### WHAT TO WORK ON
The entire listing is to be repeated verbatim.
-- begin MATERIAL PROVIDED --
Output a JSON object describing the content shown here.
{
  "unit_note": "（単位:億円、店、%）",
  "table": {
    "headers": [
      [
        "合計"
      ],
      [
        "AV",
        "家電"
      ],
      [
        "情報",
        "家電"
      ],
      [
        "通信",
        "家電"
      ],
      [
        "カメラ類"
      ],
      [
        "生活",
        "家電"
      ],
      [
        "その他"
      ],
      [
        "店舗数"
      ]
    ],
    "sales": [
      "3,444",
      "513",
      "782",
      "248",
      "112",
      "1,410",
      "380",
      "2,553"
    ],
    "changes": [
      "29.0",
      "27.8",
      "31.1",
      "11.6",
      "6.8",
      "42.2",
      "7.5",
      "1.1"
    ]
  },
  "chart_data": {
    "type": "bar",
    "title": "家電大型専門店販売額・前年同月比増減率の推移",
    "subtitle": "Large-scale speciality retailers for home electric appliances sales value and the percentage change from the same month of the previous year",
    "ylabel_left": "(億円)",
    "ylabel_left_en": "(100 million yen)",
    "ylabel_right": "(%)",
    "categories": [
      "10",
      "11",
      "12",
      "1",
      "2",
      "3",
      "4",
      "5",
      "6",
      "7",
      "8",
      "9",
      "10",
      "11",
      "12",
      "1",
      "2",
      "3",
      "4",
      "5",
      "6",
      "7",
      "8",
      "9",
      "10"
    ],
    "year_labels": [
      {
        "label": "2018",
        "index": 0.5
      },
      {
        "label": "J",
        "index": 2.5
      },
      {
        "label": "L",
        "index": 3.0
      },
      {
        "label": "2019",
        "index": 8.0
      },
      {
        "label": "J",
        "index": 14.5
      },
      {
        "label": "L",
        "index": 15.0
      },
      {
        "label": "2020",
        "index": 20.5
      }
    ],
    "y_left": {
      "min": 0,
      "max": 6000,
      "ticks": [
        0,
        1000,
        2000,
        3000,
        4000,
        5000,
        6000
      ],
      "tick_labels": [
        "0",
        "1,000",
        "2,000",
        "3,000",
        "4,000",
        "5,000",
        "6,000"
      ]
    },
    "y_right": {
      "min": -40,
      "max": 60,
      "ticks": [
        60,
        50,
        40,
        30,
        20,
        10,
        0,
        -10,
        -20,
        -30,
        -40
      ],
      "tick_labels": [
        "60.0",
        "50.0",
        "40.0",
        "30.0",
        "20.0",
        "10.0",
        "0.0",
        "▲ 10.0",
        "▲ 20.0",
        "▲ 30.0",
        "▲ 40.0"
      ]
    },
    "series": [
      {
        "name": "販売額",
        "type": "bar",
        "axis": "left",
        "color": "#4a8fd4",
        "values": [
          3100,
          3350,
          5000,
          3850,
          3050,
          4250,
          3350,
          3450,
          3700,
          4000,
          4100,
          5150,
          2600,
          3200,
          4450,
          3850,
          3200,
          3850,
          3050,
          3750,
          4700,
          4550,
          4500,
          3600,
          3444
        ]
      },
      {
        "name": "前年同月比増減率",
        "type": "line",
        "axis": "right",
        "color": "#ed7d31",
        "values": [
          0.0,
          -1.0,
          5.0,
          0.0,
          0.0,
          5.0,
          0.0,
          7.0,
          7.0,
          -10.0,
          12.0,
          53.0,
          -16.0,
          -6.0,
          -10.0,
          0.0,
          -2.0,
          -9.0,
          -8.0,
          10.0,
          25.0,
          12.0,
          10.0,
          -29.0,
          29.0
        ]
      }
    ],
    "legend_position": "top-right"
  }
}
-- end MATERIAL PROVIDED --
### COMPLETE OUTPUT
Output a JSON object describing the content shown here.
{
  "unit_note": "（単位:億円、店、%）",
  "table": {
    "headers": [
      [
        "合計"
      ],
      [
        "AV",
        "家電"
      ],
      [
        "情報",
        "家電"
      ],
      [
        "通信",
        "家電"
      ],
      [
        "カメラ類"
      ],
      [
        "生活",
        "家電"
      ],
      [
        "その他"
      ],
      [
        "店舗数"
      ]
    ],
    "sales": [
      "3,444",
      "513",
      "782",
      "248",
      "112",
      "1,410",
      "380",
      "2,553"
    ],
    "changes": [
      "29.0",
      "27.8",
      "31.1",
      "11.6",
      "6.8",
      "42.2",
      "7.5",
      "1.1"
    ]
  },
  "chart_data": {
    "type": "bar",
    "title": "家電大型専門店販売額・前年同月比増減率の推移",
    "subtitle": "Large-scale speciality retailers for home electric appliances sales value and the percentage change from the same month of the previous year",
    "ylabel_left": "(億円)",
    "ylabel_left_en": "(100 million yen)",
    "ylabel_right": "(%)",
    "categories": [
      "10",
      "11",
      "12",
      "1",
      "2",
      "3",
      "4",
      "5",
      "6",
      "7",
      "8",
      "9",
      "10",
      "11",
      "12",
      "1",
      "2",
      "3",
      "4",
      "5",
      "6",
      "7",
      "8",
      "9",
      "10"
    ],
    "year_labels": [
      {
        "label": "2018",
        "index": 0.5
      },
      {
        "label": "J",
        "index": 2.5
      },
      {
        "label": "L",
        "index": 3.0
      },
      {
        "label": "2019",
        "index": 8.0
      },
      {
        "label": "J",
        "index": 14.5
      },
      {
        "label": "L",
        "index": 15.0
      },
      {
        "label": "2020",
        "index": 20.5
      }
    ],
    "y_left": {
      "min": 0,
      "max": 6000,
      "ticks": [
        0,
        1000,
        2000,
        3000,
        4000,
        5000,
        6000
      ],
      "tick_labels": [
        "0",
        "1,000",
        "2,000",
        "3,000",
        "4,000",
        "5,000",
        "6,000"
      ]
    },
    "y_right": {
      "min": -40,
      "max": 60,
      "ticks": [
        60,
        50,
        40,
        30,
        20,
        10,
        0,
        -10,
        -20,
        -30,
        -40
      ],
      "tick_labels": [
        "60.0",
        "50.0",
        "40.0",
        "30.0",
        "20.0",
        "10.0",
        "0.0",
        "▲ 10.0",
        "▲ 20.0",
        "▲ 30.0",
        "▲ 40.0"
      ]
    },
    "series": [
      {
        "name": "販売額",
        "type": "bar",
        "axis": "left",
        "color": "#4a8fd4",
        "values": [
          3100,
          3350,
          5000,
          3850,
          3050,
          4250,
          3350,
          3450,
          3700,
          4000,
          4100,
          5150,
          2600,
          3200,
          4450,
          3850,
          3200,
          3850,
          3050,
          3750,
          4700,
          4550,
          4500,
          3600,
          3444
        ]
      },
      {
        "name": "前年同月比増減率",
        "type": "line",
        "axis": "right",
        "color": "#ed7d31",
        "values": [
          0.0,
          -1.0,
          5.0,
          0.0,
          0.0,
          5.0,
          0.0,
          7.0,
          7.0,
          -10.0,
          12.0,
          53.0,
          -16.0,
          -6.0,
          -10.0,
          0.0,
          -2.0,
          -9.0,
          -8.0,
          10.0,
          25.0,
          12.0,
          10.0,
          -29.0,
          29.0
        ]
      }
    ],
    "legend_position": "top-right"
  }
}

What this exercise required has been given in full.